*REQUIRED TASK*:
Reproduce the entries below in full, word for word.

— Start DATA TO PROCESS —

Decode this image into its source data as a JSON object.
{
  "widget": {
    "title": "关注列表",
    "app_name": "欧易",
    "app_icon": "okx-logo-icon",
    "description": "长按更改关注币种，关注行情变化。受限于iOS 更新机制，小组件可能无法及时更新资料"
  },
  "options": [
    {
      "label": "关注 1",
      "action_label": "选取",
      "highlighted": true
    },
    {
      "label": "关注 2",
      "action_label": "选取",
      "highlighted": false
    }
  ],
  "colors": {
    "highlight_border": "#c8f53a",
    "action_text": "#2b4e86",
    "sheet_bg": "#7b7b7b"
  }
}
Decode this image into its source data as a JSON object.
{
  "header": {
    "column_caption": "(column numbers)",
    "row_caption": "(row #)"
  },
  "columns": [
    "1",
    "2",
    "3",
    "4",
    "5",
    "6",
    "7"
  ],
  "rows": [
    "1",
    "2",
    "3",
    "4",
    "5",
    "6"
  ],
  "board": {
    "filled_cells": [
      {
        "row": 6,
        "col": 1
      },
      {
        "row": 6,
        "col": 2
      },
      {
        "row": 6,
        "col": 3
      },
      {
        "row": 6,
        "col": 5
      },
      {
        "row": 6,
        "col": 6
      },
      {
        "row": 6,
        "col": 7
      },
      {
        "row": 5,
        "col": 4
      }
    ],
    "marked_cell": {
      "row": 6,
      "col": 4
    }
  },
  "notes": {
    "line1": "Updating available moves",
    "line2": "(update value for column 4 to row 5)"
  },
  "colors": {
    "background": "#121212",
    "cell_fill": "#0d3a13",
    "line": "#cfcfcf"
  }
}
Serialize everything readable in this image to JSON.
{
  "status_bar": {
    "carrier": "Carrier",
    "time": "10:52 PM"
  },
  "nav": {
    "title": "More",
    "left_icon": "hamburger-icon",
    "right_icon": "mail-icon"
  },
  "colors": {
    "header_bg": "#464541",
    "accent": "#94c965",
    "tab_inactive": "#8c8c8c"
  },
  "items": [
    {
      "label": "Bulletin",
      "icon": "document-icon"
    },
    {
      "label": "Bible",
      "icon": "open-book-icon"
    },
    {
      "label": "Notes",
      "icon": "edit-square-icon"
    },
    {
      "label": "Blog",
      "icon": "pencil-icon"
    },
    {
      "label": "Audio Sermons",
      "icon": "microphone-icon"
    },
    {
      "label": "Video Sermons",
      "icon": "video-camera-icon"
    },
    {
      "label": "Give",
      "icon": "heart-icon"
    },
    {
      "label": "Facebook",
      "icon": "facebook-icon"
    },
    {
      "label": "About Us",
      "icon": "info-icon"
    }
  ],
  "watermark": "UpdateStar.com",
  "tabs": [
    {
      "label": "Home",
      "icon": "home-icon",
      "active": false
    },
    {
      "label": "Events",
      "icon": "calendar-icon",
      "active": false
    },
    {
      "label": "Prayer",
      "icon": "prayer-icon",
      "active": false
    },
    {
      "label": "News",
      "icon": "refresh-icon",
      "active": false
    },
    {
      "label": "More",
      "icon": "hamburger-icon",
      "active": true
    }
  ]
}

— End DATA TO PROCESS —

*SOLVED PROBLEM*:
Decode this image into its source data as a JSON object.
{
  "widget": {
    "title": "关注列表",
    "app_name": "欧易",
    "app_icon": "okx-logo-icon",
    "description": "长按更改关注币种，关注行情变化。受限于iOS 更新机制，小组件可能无法及时更新资料"
  },
  "options": [
    {
      "label": "关注 1",
      "action_label": "选取",
      "highlighted": true
    },
    {
      "label": "关注 2",
      "action_label": "选取",
      "highlighted": false
    }
  ],
  "colors": {
    "highlight_border": "#c8f53a",
    "action_text": "#2b4e86",
    "sheet_bg": "#7b7b7b"
  }
}
Decode this image into its source data as a JSON object.
{
  "header": {
    "column_caption": "(column numbers)",
    "row_caption": "(row #)"
  },
  "columns": [
    "1",
    "2",
    "3",
    "4",
    "5",
    "6",
    "7"
  ],
  "rows": [
    "1",
    "2",
    "3",
    "4",
    "5",
    "6"
  ],
  "board": {
    "filled_cells": [
      {
        "row": 6,
        "col": 1
      },
      {
        "row": 6,
        "col": 2
      },
      {
        "row": 6,
        "col": 3
      },
      {
        "row": 6,
        "col": 5
      },
      {
        "row": 6,
        "col": 6
      },
      {
        "row": 6,
        "col": 7
      },
      {
        "row": 5,
        "col": 4
      }
    ],
    "marked_cell": {
      "row": 6,
      "col": 4
    }
  },
  "notes": {
    "line1": "Updating available moves",
    "line2": "(update value for column 4 to row 5)"
  },
  "colors": {
    "background": "#121212",
    "cell_fill": "#0d3a13",
    "line": "#cfcfcf"
  }
}
Serialize everything readable in this image to JSON.
{
  "status_bar": {
    "carrier": "Carrier",
    "time": "10:52 PM"
  },
  "nav": {
    "title": "More",
    "left_icon": "hamburger-icon",
    "right_icon": "mail-icon"
  },
  "colors": {
    "header_bg": "#464541",
    "accent": "#94c965",
    "tab_inactive": "#8c8c8c"
  },
  "items": [
    {
      "label": "Bulletin",
      "icon": "document-icon"
    },
    {
      "label": "Bible",
      "icon": "open-book-icon"
    },
    {
      "label": "Notes",
      "icon": "edit-square-icon"
    },
    {
      "label": "Blog",
      "icon": "pencil-icon"
    },
    {
      "label": "Audio Sermons",
      "icon": "microphone-icon"
    },
    {
      "label": "Video Sermons",
      "icon": "video-camera-icon"
    },
    {
      "label": "Give",
      "icon": "heart-icon"
    },
    {
      "label": "Facebook",
      "icon": "facebook-icon"
    },
    {
      "label": "About Us",
      "icon": "info-icon"
    }
  ],
  "watermark": "UpdateStar.com",
  "tabs": [
    {
      "label": "Home",
      "icon": "home-icon",
      "active": false
    },
    {
      "label": "Events",
      "icon": "calendar-icon",
      "active": false
    },
    {
      "label": "Prayer",
      "icon": "prayer-icon",
      "active": false
    },
    {
      "label": "News",
      "icon": "refresh-icon",
      "active": false
    },
    {
      "label": "More",
      "icon": "hamburger-icon",
      "active": true
    }
  ]
}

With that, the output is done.